=== EXERCISE INSTRUCTIONS ===
The listing below must be repeated word for word, with its images excluded.

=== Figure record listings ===

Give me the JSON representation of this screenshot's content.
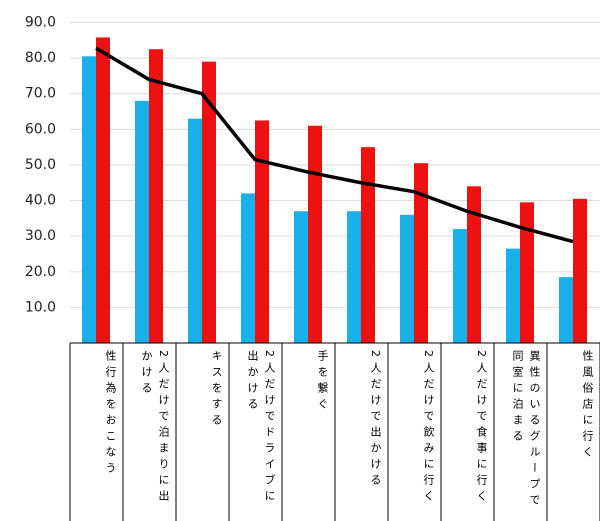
{
  "chart_data": {
    "type": "bar-line",
    "categories": [
      "性行為をおこなう",
      "2人だけで泊まりに出かける",
      "キスをする",
      "2人だけでドライブに出かける",
      "手を繋ぐ",
      "2人だけで出かける",
      "2人だけで飲みに行く",
      "2人だけで食事に行く",
      "異性のいるグループで同室に泊まる",
      "性風俗店に行く"
    ],
    "series": [
      {
        "type": "bar",
        "color": "#1ab0ea",
        "values": [
          80.5,
          68,
          63,
          42,
          37,
          37,
          36,
          32,
          26.5,
          18.5
        ]
      },
      {
        "type": "bar",
        "color": "#ee1111",
        "values": [
          85.8,
          82.5,
          79,
          62.5,
          61,
          55,
          50.5,
          44,
          39.5,
          40.5
        ]
      },
      {
        "type": "line",
        "color": "#000000",
        "values": [
          82.8,
          74,
          70,
          51.5,
          48,
          45,
          42.5,
          37,
          32.5,
          28.5
        ]
      }
    ],
    "ylim": [
      0,
      90
    ],
    "yticks": [
      {
        "value": 10,
        "label": "10.0"
      },
      {
        "value": 20,
        "label": "20.0"
      },
      {
        "value": 30,
        "label": "30.0"
      },
      {
        "value": 40,
        "label": "40.0"
      },
      {
        "value": 50,
        "label": "50.0"
      },
      {
        "value": 60,
        "label": "60.0"
      },
      {
        "value": 70,
        "label": "70.0"
      },
      {
        "value": 80,
        "label": "80.0"
      },
      {
        "value": 90,
        "label": "90.0"
      }
    ],
    "grid": true
  }
}
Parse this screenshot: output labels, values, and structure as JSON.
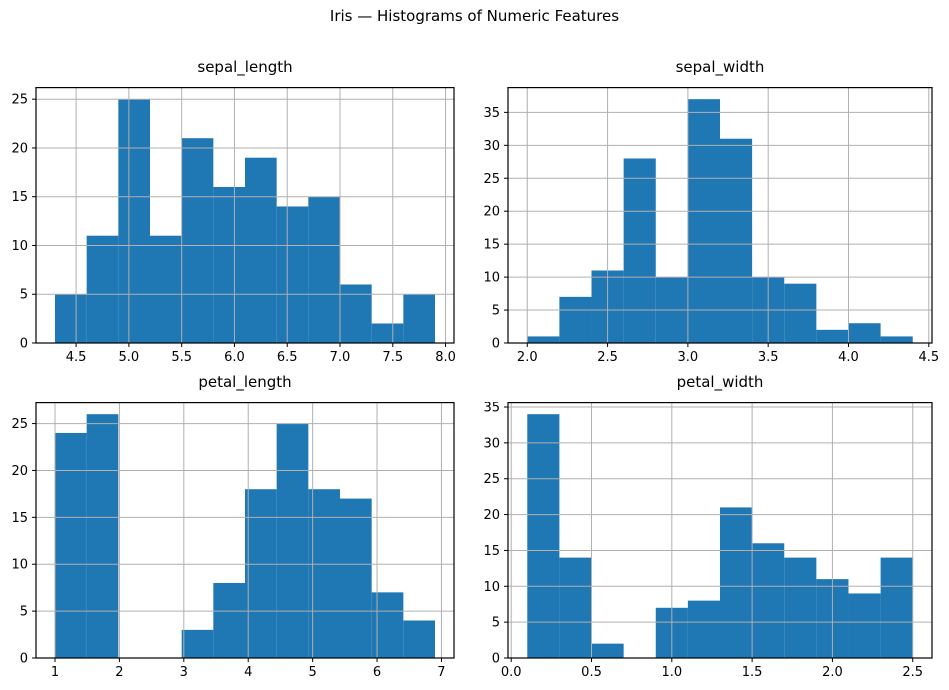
{
  "figure": {
    "title": "Iris — Histograms of Numeric Features"
  },
  "colors": {
    "bar": "#1f77b4",
    "grid": "#b0b0b0",
    "spine": "#000000",
    "text": "#000000",
    "background": "#ffffff"
  },
  "chart_data": [
    {
      "type": "bar",
      "subtype": "histogram",
      "title": "sepal_length",
      "xlabel": "",
      "ylabel": "",
      "grid": true,
      "bin_start": 4.3,
      "bin_end": 7.9,
      "bin_count": 12,
      "counts": [
        5,
        11,
        25,
        11,
        21,
        16,
        19,
        14,
        15,
        6,
        2,
        5
      ],
      "xlim": [
        4.12,
        8.08
      ],
      "ylim": [
        0,
        26.25
      ],
      "xtick_values": [
        4.5,
        5.0,
        5.5,
        6.0,
        6.5,
        7.0,
        7.5,
        8.0
      ],
      "xtick_labels": [
        "4.5",
        "5.0",
        "5.5",
        "6.0",
        "6.5",
        "7.0",
        "7.5",
        "8.0"
      ],
      "ytick_values": [
        0,
        5,
        10,
        15,
        20,
        25
      ],
      "ytick_labels": [
        "0",
        "5",
        "10",
        "15",
        "20",
        "25"
      ]
    },
    {
      "type": "bar",
      "subtype": "histogram",
      "title": "sepal_width",
      "xlabel": "",
      "ylabel": "",
      "grid": true,
      "bin_start": 2.0,
      "bin_end": 4.4,
      "bin_count": 12,
      "counts": [
        1,
        7,
        11,
        28,
        10,
        37,
        31,
        10,
        9,
        2,
        3,
        1
      ],
      "xlim": [
        1.88,
        4.52
      ],
      "ylim": [
        0,
        38.85
      ],
      "xtick_values": [
        2.0,
        2.5,
        3.0,
        3.5,
        4.0,
        4.5
      ],
      "xtick_labels": [
        "2.0",
        "2.5",
        "3.0",
        "3.5",
        "4.0",
        "4.5"
      ],
      "ytick_values": [
        0,
        5,
        10,
        15,
        20,
        25,
        30,
        35
      ],
      "ytick_labels": [
        "0",
        "5",
        "10",
        "15",
        "20",
        "25",
        "30",
        "35"
      ]
    },
    {
      "type": "bar",
      "subtype": "histogram",
      "title": "petal_length",
      "xlabel": "",
      "ylabel": "",
      "grid": true,
      "bin_start": 1.0,
      "bin_end": 6.9,
      "bin_count": 12,
      "counts": [
        24,
        26,
        0,
        0,
        3,
        8,
        18,
        25,
        18,
        17,
        7,
        4
      ],
      "xlim": [
        0.705,
        7.195
      ],
      "ylim": [
        0,
        27.3
      ],
      "xtick_values": [
        1,
        2,
        3,
        4,
        5,
        6,
        7
      ],
      "xtick_labels": [
        "1",
        "2",
        "3",
        "4",
        "5",
        "6",
        "7"
      ],
      "ytick_values": [
        0,
        5,
        10,
        15,
        20,
        25
      ],
      "ytick_labels": [
        "0",
        "5",
        "10",
        "15",
        "20",
        "25"
      ]
    },
    {
      "type": "bar",
      "subtype": "histogram",
      "title": "petal_width",
      "xlabel": "",
      "ylabel": "",
      "grid": true,
      "bin_start": 0.1,
      "bin_end": 2.5,
      "bin_count": 12,
      "counts": [
        34,
        14,
        2,
        0,
        7,
        8,
        21,
        16,
        14,
        11,
        9,
        14
      ],
      "xlim": [
        -0.02,
        2.62
      ],
      "ylim": [
        0,
        35.7
      ],
      "xtick_values": [
        0.0,
        0.5,
        1.0,
        1.5,
        2.0,
        2.5
      ],
      "xtick_labels": [
        "0.0",
        "0.5",
        "1.0",
        "1.5",
        "2.0",
        "2.5"
      ],
      "ytick_values": [
        0,
        5,
        10,
        15,
        20,
        25,
        30,
        35
      ],
      "ytick_labels": [
        "0",
        "5",
        "10",
        "15",
        "20",
        "25",
        "30",
        "35"
      ]
    }
  ]
}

=== WRITTEN ANSWER ===
Give me the JSON representation of this screenshot's content.
{
  "chart_data": {
    "type": "bar-line",
    "categories": [
      "性行為をおこなう",
      "2人だけで泊まりに出かける",
      "キスをする",
      "2人だけでドライブに出かける",
      "手を繋ぐ",
      "2人だけで出かける",
      "2人だけで飲みに行く",
      "2人だけで食事に行く",
      "異性のいるグループで同室に泊まる",
      "性風俗店に行く"
    ],
    "series": [
      {
        "type": "bar",
        "color": "#1ab0ea",
        "values": [
          80.5,
          68,
          63,
          42,
          37,
          37,
          36,
          32,
          26.5,
          18.5
        ]
      },
      {
        "type": "bar",
        "color": "#ee1111",
        "values": [
          85.8,
          82.5,
          79,
          62.5,
          61,
          55,
          50.5,
          44,
          39.5,
          40.5
        ]
      },
      {
        "type": "line",
        "color": "#000000",
        "values": [
          82.8,
          74,
          70,
          51.5,
          48,
          45,
          42.5,
          37,
          32.5,
          28.5
        ]
      }
    ],
    "ylim": [
      0,
      90
    ],
    "yticks": [
      {
        "value": 10,
        "label": "10.0"
      },
      {
        "value": 20,
        "label": "20.0"
      },
      {
        "value": 30,
        "label": "30.0"
      },
      {
        "value": 40,
        "label": "40.0"
      },
      {
        "value": 50,
        "label": "50.0"
      },
      {
        "value": 60,
        "label": "60.0"
      },
      {
        "value": 70,
        "label": "70.0"
      },
      {
        "value": 80,
        "label": "80.0"
      },
      {
        "value": 90,
        "label": "90.0"
      }
    ],
    "grid": true
  }
}
Parse this screenshot: output labels, values, and structure as JSON.
{
  "figure": {
    "title": "Iris — Histograms of Numeric Features"
  },
  "colors": {
    "bar": "#1f77b4",
    "grid": "#b0b0b0",
    "spine": "#000000",
    "text": "#000000",
    "background": "#ffffff"
  },
  "chart_data": [
    {
      "type": "bar",
      "subtype": "histogram",
      "title": "sepal_length",
      "xlabel": "",
      "ylabel": "",
      "grid": true,
      "bin_start": 4.3,
      "bin_end": 7.9,
      "bin_count": 12,
      "counts": [
        5,
        11,
        25,
        11,
        21,
        16,
        19,
        14,
        15,
        6,
        2,
        5
      ],
      "xlim": [
        4.12,
        8.08
      ],
      "ylim": [
        0,
        26.25
      ],
      "xtick_values": [
        4.5,
        5.0,
        5.5,
        6.0,
        6.5,
        7.0,
        7.5,
        8.0
      ],
      "xtick_labels": [
        "4.5",
        "5.0",
        "5.5",
        "6.0",
        "6.5",
        "7.0",
        "7.5",
        "8.0"
      ],
      "ytick_values": [
        0,
        5,
        10,
        15,
        20,
        25
      ],
      "ytick_labels": [
        "0",
        "5",
        "10",
        "15",
        "20",
        "25"
      ]
    },
    {
      "type": "bar",
      "subtype": "histogram",
      "title": "sepal_width",
      "xlabel": "",
      "ylabel": "",
      "grid": true,
      "bin_start": 2.0,
      "bin_end": 4.4,
      "bin_count": 12,
      "counts": [
        1,
        7,
        11,
        28,
        10,
        37,
        31,
        10,
        9,
        2,
        3,
        1
      ],
      "xlim": [
        1.88,
        4.52
      ],
      "ylim": [
        0,
        38.85
      ],
      "xtick_values": [
        2.0,
        2.5,
        3.0,
        3.5,
        4.0,
        4.5
      ],
      "xtick_labels": [
        "2.0",
        "2.5",
        "3.0",
        "3.5",
        "4.0",
        "4.5"
      ],
      "ytick_values": [
        0,
        5,
        10,
        15,
        20,
        25,
        30,
        35
      ],
      "ytick_labels": [
        "0",
        "5",
        "10",
        "15",
        "20",
        "25",
        "30",
        "35"
      ]
    },
    {
      "type": "bar",
      "subtype": "histogram",
      "title": "petal_length",
      "xlabel": "",
      "ylabel": "",
      "grid": true,
      "bin_start": 1.0,
      "bin_end": 6.9,
      "bin_count": 12,
      "counts": [
        24,
        26,
        0,
        0,
        3,
        8,
        18,
        25,
        18,
        17,
        7,
        4
      ],
      "xlim": [
        0.705,
        7.195
      ],
      "ylim": [
        0,
        27.3
      ],
      "xtick_values": [
        1,
        2,
        3,
        4,
        5,
        6,
        7
      ],
      "xtick_labels": [
        "1",
        "2",
        "3",
        "4",
        "5",
        "6",
        "7"
      ],
      "ytick_values": [
        0,
        5,
        10,
        15,
        20,
        25
      ],
      "ytick_labels": [
        "0",
        "5",
        "10",
        "15",
        "20",
        "25"
      ]
    },
    {
      "type": "bar",
      "subtype": "histogram",
      "title": "petal_width",
      "xlabel": "",
      "ylabel": "",
      "grid": true,
      "bin_start": 0.1,
      "bin_end": 2.5,
      "bin_count": 12,
      "counts": [
        34,
        14,
        2,
        0,
        7,
        8,
        21,
        16,
        14,
        11,
        9,
        14
      ],
      "xlim": [
        -0.02,
        2.62
      ],
      "ylim": [
        0,
        35.7
      ],
      "xtick_values": [
        0.0,
        0.5,
        1.0,
        1.5,
        2.0,
        2.5
      ],
      "xtick_labels": [
        "0.0",
        "0.5",
        "1.0",
        "1.5",
        "2.0",
        "2.5"
      ],
      "ytick_values": [
        0,
        5,
        10,
        15,
        20,
        25,
        30,
        35
      ],
      "ytick_labels": [
        "0",
        "5",
        "10",
        "15",
        "20",
        "25",
        "30",
        "35"
      ]
    }
  ]
}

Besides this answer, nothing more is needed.